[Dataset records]
────
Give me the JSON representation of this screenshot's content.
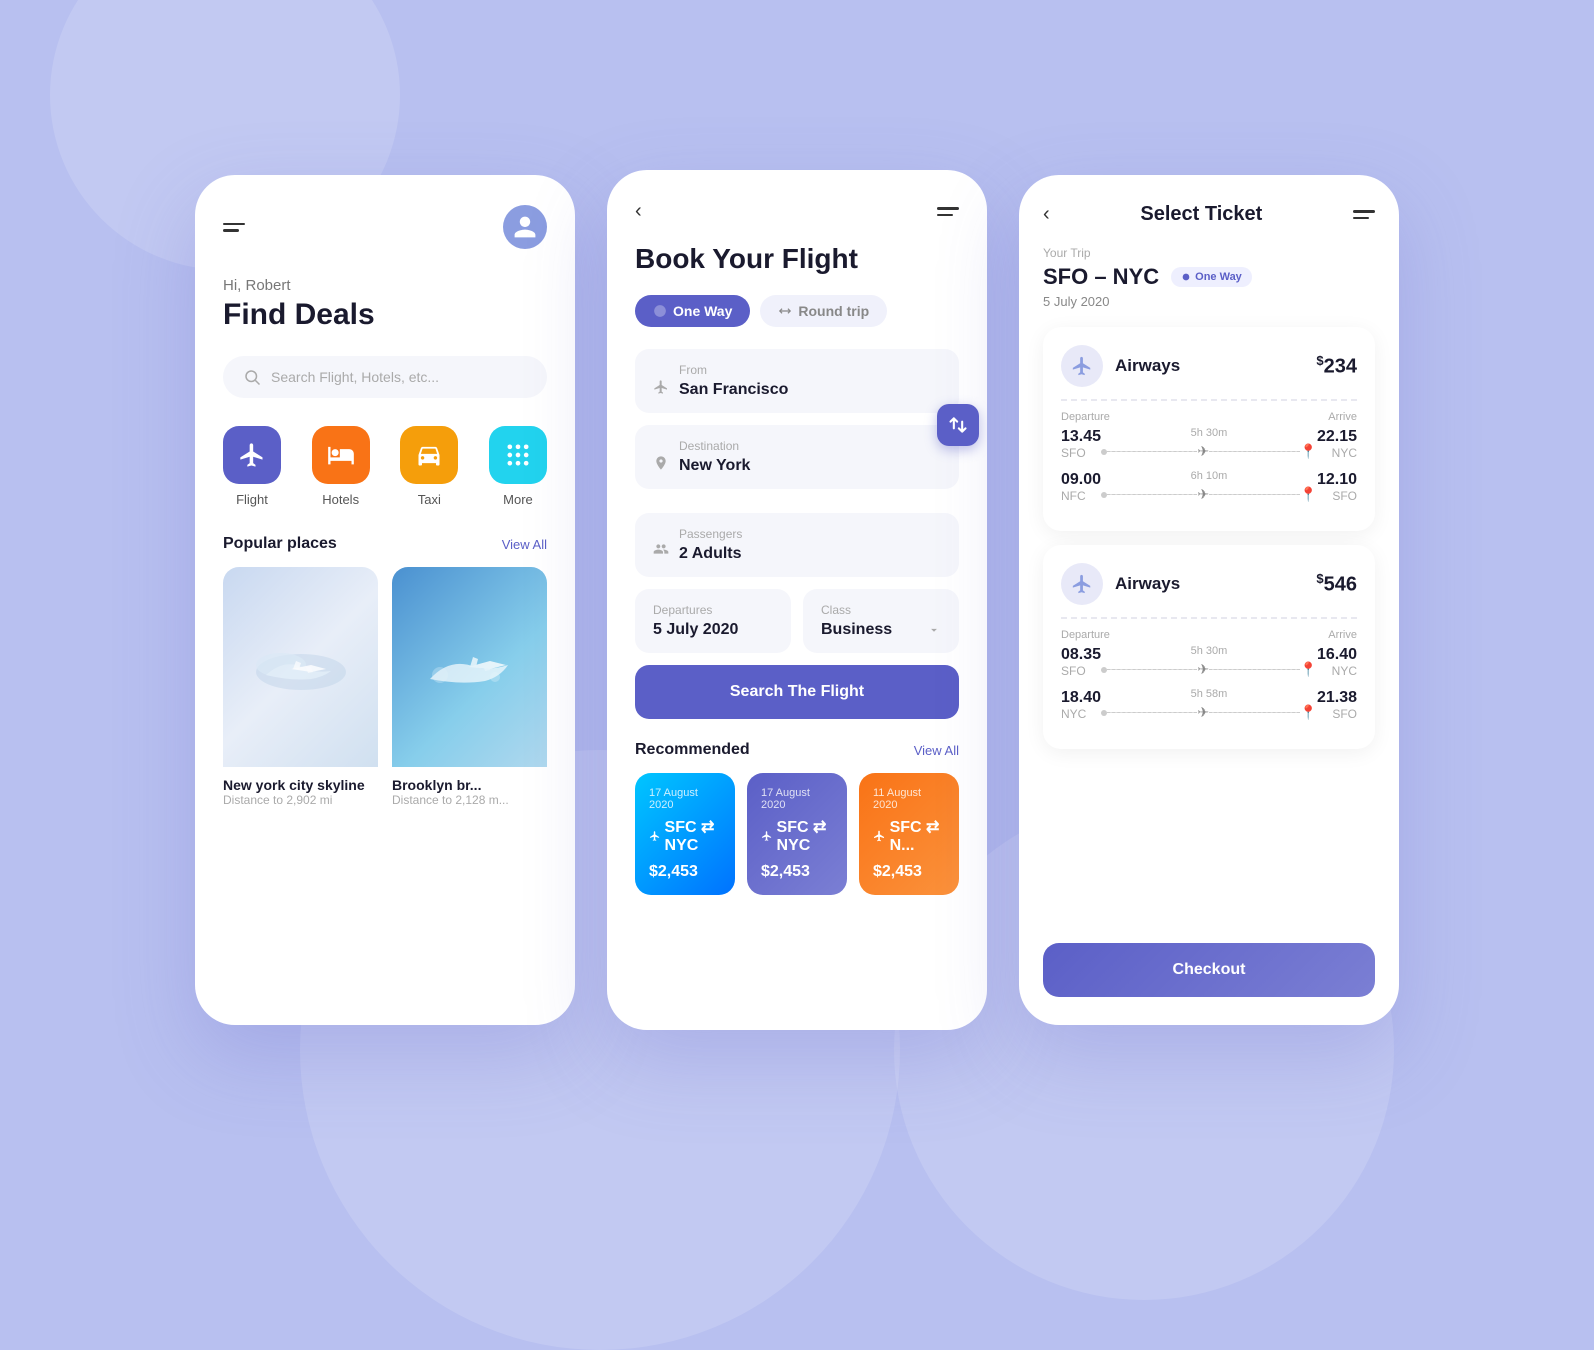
{
  "background": "#b8c0f0",
  "phone1": {
    "greeting": "Hi, Robert",
    "title": "Find Deals",
    "search_placeholder": "Search Flight, Hotels, etc...",
    "categories": [
      {
        "id": "flight",
        "label": "Flight",
        "color": "flight-color"
      },
      {
        "id": "hotels",
        "label": "Hotels",
        "color": "hotels-color"
      },
      {
        "id": "taxi",
        "label": "Taxi",
        "color": "taxi-color"
      },
      {
        "id": "more",
        "label": "More",
        "color": "more-color"
      }
    ],
    "popular_title": "Popular places",
    "view_all": "View All",
    "places": [
      {
        "name": "New york city skyline",
        "distance": "Distance to 2,902 mi"
      },
      {
        "name": "Brooklyn br...",
        "distance": "Distance to 2,128 m..."
      }
    ]
  },
  "phone2": {
    "title": "Book Your Flight",
    "trip_types": [
      {
        "label": "One Way",
        "active": true
      },
      {
        "label": "Round trip",
        "active": false
      }
    ],
    "from_label": "From",
    "from_value": "San Francisco",
    "destination_label": "Destination",
    "destination_value": "New York",
    "passengers_label": "Passengers",
    "passengers_value": "2 Adults",
    "departures_label": "Departures",
    "departures_value": "5 July 2020",
    "class_label": "Class",
    "class_value": "Business",
    "search_btn": "Search The Flight",
    "recommended_title": "Recommended",
    "view_all": "View All",
    "rec_cards": [
      {
        "date": "17 August 2020",
        "route": "SFC ⇄ NYC",
        "price": "$2,453",
        "style": "1"
      },
      {
        "date": "17 August 2020",
        "route": "SFC ⇄ NYC",
        "price": "$2,453",
        "style": "2"
      },
      {
        "date": "11 August 2020",
        "route": "SFC ⇄ N...",
        "price": "$2,453",
        "style": "3"
      }
    ]
  },
  "phone3": {
    "title": "Select Ticket",
    "your_trip_label": "Your Trip",
    "route": "SFO – NYC",
    "one_way_badge": "One Way",
    "date": "5 July 2020",
    "flight_cards": [
      {
        "airline": "Airways",
        "price": "234",
        "segments": [
          {
            "dep_label": "Departure",
            "arr_label": "Arrive",
            "dep_time": "13.45",
            "dep_airport": "SFO",
            "duration": "5h 30m",
            "arr_time": "22.15",
            "arr_airport": "NYC"
          },
          {
            "dep_time": "09.00",
            "dep_airport": "NFC",
            "duration": "6h 10m",
            "arr_time": "12.10",
            "arr_airport": "SFO"
          }
        ]
      },
      {
        "airline": "Airways",
        "price": "546",
        "segments": [
          {
            "dep_label": "Departure",
            "arr_label": "Arrive",
            "dep_time": "08.35",
            "dep_airport": "SFO",
            "duration": "5h 30m",
            "arr_time": "16.40",
            "arr_airport": "NYC"
          },
          {
            "dep_time": "18.40",
            "dep_airport": "NYC",
            "duration": "5h 58m",
            "arr_time": "21.38",
            "arr_airport": "SFO"
          }
        ]
      }
    ],
    "checkout_btn": "Checkout"
  }
}
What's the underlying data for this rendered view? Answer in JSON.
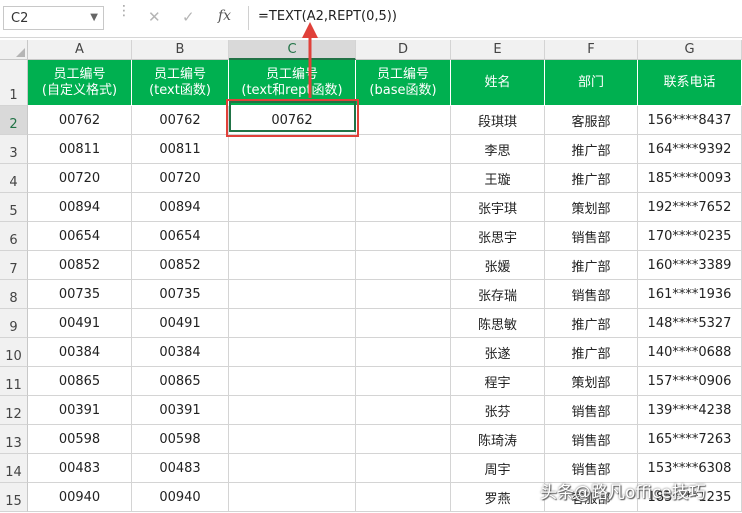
{
  "formula_bar": {
    "name_box": "C2",
    "formula": "=TEXT(A2,REPT(0,5))",
    "icons": [
      "cancel-icon",
      "confirm-icon",
      "insert-function-icon"
    ],
    "fx_label": "fx"
  },
  "sheet": {
    "columns": [
      "A",
      "B",
      "C",
      "D",
      "E",
      "F",
      "G"
    ],
    "selected_column": "C",
    "selected_row": "2",
    "header_fill": "#00b050",
    "header_row": [
      [
        "员工编号",
        "(自定义格式)"
      ],
      [
        "员工编号",
        "(text函数)"
      ],
      [
        "员工编号",
        "(text和rept函数)"
      ],
      [
        "员工编号",
        "(base函数)"
      ],
      [
        "姓名"
      ],
      [
        "部门"
      ],
      [
        "联系电话"
      ]
    ],
    "rows": [
      {
        "n": "2",
        "a": "00762",
        "b": "00762",
        "c": "00762",
        "d": "",
        "e": "段琪琪",
        "f": "客服部",
        "g": "156****8437"
      },
      {
        "n": "3",
        "a": "00811",
        "b": "00811",
        "c": "",
        "d": "",
        "e": "李思",
        "f": "推广部",
        "g": "164****9392"
      },
      {
        "n": "4",
        "a": "00720",
        "b": "00720",
        "c": "",
        "d": "",
        "e": "王璇",
        "f": "推广部",
        "g": "185****0093"
      },
      {
        "n": "5",
        "a": "00894",
        "b": "00894",
        "c": "",
        "d": "",
        "e": "张宇琪",
        "f": "策划部",
        "g": "192****7652"
      },
      {
        "n": "6",
        "a": "00654",
        "b": "00654",
        "c": "",
        "d": "",
        "e": "张思宇",
        "f": "销售部",
        "g": "170****0235"
      },
      {
        "n": "7",
        "a": "00852",
        "b": "00852",
        "c": "",
        "d": "",
        "e": "张媛",
        "f": "推广部",
        "g": "160****3389"
      },
      {
        "n": "8",
        "a": "00735",
        "b": "00735",
        "c": "",
        "d": "",
        "e": "张存瑞",
        "f": "销售部",
        "g": "161****1936"
      },
      {
        "n": "9",
        "a": "00491",
        "b": "00491",
        "c": "",
        "d": "",
        "e": "陈思敏",
        "f": "推广部",
        "g": "148****5327"
      },
      {
        "n": "10",
        "a": "00384",
        "b": "00384",
        "c": "",
        "d": "",
        "e": "张遂",
        "f": "推广部",
        "g": "140****0688"
      },
      {
        "n": "11",
        "a": "00865",
        "b": "00865",
        "c": "",
        "d": "",
        "e": "程宇",
        "f": "策划部",
        "g": "157****0906"
      },
      {
        "n": "12",
        "a": "00391",
        "b": "00391",
        "c": "",
        "d": "",
        "e": "张芬",
        "f": "销售部",
        "g": "139****4238"
      },
      {
        "n": "13",
        "a": "00598",
        "b": "00598",
        "c": "",
        "d": "",
        "e": "陈琦涛",
        "f": "销售部",
        "g": "165****7263"
      },
      {
        "n": "14",
        "a": "00483",
        "b": "00483",
        "c": "",
        "d": "",
        "e": "周宇",
        "f": "销售部",
        "g": "153****6308"
      },
      {
        "n": "15",
        "a": "00940",
        "b": "00940",
        "c": "",
        "d": "",
        "e": "罗燕",
        "f": "客服部",
        "g": "185****1235"
      }
    ]
  },
  "annotation_color": "#e0413a",
  "watermark": "头条@路凡office技巧"
}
────
§ **PROBLEM DESCRIPTION**
Drop the images and repeat the data exactly.

§ **TASK RESPONSE**
Give me the JSON representation of this screenshot's content.
{
  "background": "#b8c0f0",
  "phone1": {
    "greeting": "Hi, Robert",
    "title": "Find Deals",
    "search_placeholder": "Search Flight, Hotels, etc...",
    "categories": [
      {
        "id": "flight",
        "label": "Flight",
        "color": "flight-color"
      },
      {
        "id": "hotels",
        "label": "Hotels",
        "color": "hotels-color"
      },
      {
        "id": "taxi",
        "label": "Taxi",
        "color": "taxi-color"
      },
      {
        "id": "more",
        "label": "More",
        "color": "more-color"
      }
    ],
    "popular_title": "Popular places",
    "view_all": "View All",
    "places": [
      {
        "name": "New york city skyline",
        "distance": "Distance to 2,902 mi"
      },
      {
        "name": "Brooklyn br...",
        "distance": "Distance to 2,128 m..."
      }
    ]
  },
  "phone2": {
    "title": "Book Your Flight",
    "trip_types": [
      {
        "label": "One Way",
        "active": true
      },
      {
        "label": "Round trip",
        "active": false
      }
    ],
    "from_label": "From",
    "from_value": "San Francisco",
    "destination_label": "Destination",
    "destination_value": "New York",
    "passengers_label": "Passengers",
    "passengers_value": "2 Adults",
    "departures_label": "Departures",
    "departures_value": "5 July 2020",
    "class_label": "Class",
    "class_value": "Business",
    "search_btn": "Search The Flight",
    "recommended_title": "Recommended",
    "view_all": "View All",
    "rec_cards": [
      {
        "date": "17 August 2020",
        "route": "SFC ⇄ NYC",
        "price": "$2,453",
        "style": "1"
      },
      {
        "date": "17 August 2020",
        "route": "SFC ⇄ NYC",
        "price": "$2,453",
        "style": "2"
      },
      {
        "date": "11 August 2020",
        "route": "SFC ⇄ N...",
        "price": "$2,453",
        "style": "3"
      }
    ]
  },
  "phone3": {
    "title": "Select Ticket",
    "your_trip_label": "Your Trip",
    "route": "SFO – NYC",
    "one_way_badge": "One Way",
    "date": "5 July 2020",
    "flight_cards": [
      {
        "airline": "Airways",
        "price": "234",
        "segments": [
          {
            "dep_label": "Departure",
            "arr_label": "Arrive",
            "dep_time": "13.45",
            "dep_airport": "SFO",
            "duration": "5h 30m",
            "arr_time": "22.15",
            "arr_airport": "NYC"
          },
          {
            "dep_time": "09.00",
            "dep_airport": "NFC",
            "duration": "6h 10m",
            "arr_time": "12.10",
            "arr_airport": "SFO"
          }
        ]
      },
      {
        "airline": "Airways",
        "price": "546",
        "segments": [
          {
            "dep_label": "Departure",
            "arr_label": "Arrive",
            "dep_time": "08.35",
            "dep_airport": "SFO",
            "duration": "5h 30m",
            "arr_time": "16.40",
            "arr_airport": "NYC"
          },
          {
            "dep_time": "18.40",
            "dep_airport": "NYC",
            "duration": "5h 58m",
            "arr_time": "21.38",
            "arr_airport": "SFO"
          }
        ]
      }
    ],
    "checkout_btn": "Checkout"
  }
}
What's the underlying data for this rendered view? Answer in JSON.
{
  "formula_bar": {
    "name_box": "C2",
    "formula": "=TEXT(A2,REPT(0,5))",
    "icons": [
      "cancel-icon",
      "confirm-icon",
      "insert-function-icon"
    ],
    "fx_label": "fx"
  },
  "sheet": {
    "columns": [
      "A",
      "B",
      "C",
      "D",
      "E",
      "F",
      "G"
    ],
    "selected_column": "C",
    "selected_row": "2",
    "header_fill": "#00b050",
    "header_row": [
      [
        "员工编号",
        "(自定义格式)"
      ],
      [
        "员工编号",
        "(text函数)"
      ],
      [
        "员工编号",
        "(text和rept函数)"
      ],
      [
        "员工编号",
        "(base函数)"
      ],
      [
        "姓名"
      ],
      [
        "部门"
      ],
      [
        "联系电话"
      ]
    ],
    "rows": [
      {
        "n": "2",
        "a": "00762",
        "b": "00762",
        "c": "00762",
        "d": "",
        "e": "段琪琪",
        "f": "客服部",
        "g": "156****8437"
      },
      {
        "n": "3",
        "a": "00811",
        "b": "00811",
        "c": "",
        "d": "",
        "e": "李思",
        "f": "推广部",
        "g": "164****9392"
      },
      {
        "n": "4",
        "a": "00720",
        "b": "00720",
        "c": "",
        "d": "",
        "e": "王璇",
        "f": "推广部",
        "g": "185****0093"
      },
      {
        "n": "5",
        "a": "00894",
        "b": "00894",
        "c": "",
        "d": "",
        "e": "张宇琪",
        "f": "策划部",
        "g": "192****7652"
      },
      {
        "n": "6",
        "a": "00654",
        "b": "00654",
        "c": "",
        "d": "",
        "e": "张思宇",
        "f": "销售部",
        "g": "170****0235"
      },
      {
        "n": "7",
        "a": "00852",
        "b": "00852",
        "c": "",
        "d": "",
        "e": "张媛",
        "f": "推广部",
        "g": "160****3389"
      },
      {
        "n": "8",
        "a": "00735",
        "b": "00735",
        "c": "",
        "d": "",
        "e": "张存瑞",
        "f": "销售部",
        "g": "161****1936"
      },
      {
        "n": "9",
        "a": "00491",
        "b": "00491",
        "c": "",
        "d": "",
        "e": "陈思敏",
        "f": "推广部",
        "g": "148****5327"
      },
      {
        "n": "10",
        "a": "00384",
        "b": "00384",
        "c": "",
        "d": "",
        "e": "张遂",
        "f": "推广部",
        "g": "140****0688"
      },
      {
        "n": "11",
        "a": "00865",
        "b": "00865",
        "c": "",
        "d": "",
        "e": "程宇",
        "f": "策划部",
        "g": "157****0906"
      },
      {
        "n": "12",
        "a": "00391",
        "b": "00391",
        "c": "",
        "d": "",
        "e": "张芬",
        "f": "销售部",
        "g": "139****4238"
      },
      {
        "n": "13",
        "a": "00598",
        "b": "00598",
        "c": "",
        "d": "",
        "e": "陈琦涛",
        "f": "销售部",
        "g": "165****7263"
      },
      {
        "n": "14",
        "a": "00483",
        "b": "00483",
        "c": "",
        "d": "",
        "e": "周宇",
        "f": "销售部",
        "g": "153****6308"
      },
      {
        "n": "15",
        "a": "00940",
        "b": "00940",
        "c": "",
        "d": "",
        "e": "罗燕",
        "f": "客服部",
        "g": "185****1235"
      }
    ]
  },
  "annotation_color": "#e0413a",
  "watermark": "头条@路凡office技巧"
}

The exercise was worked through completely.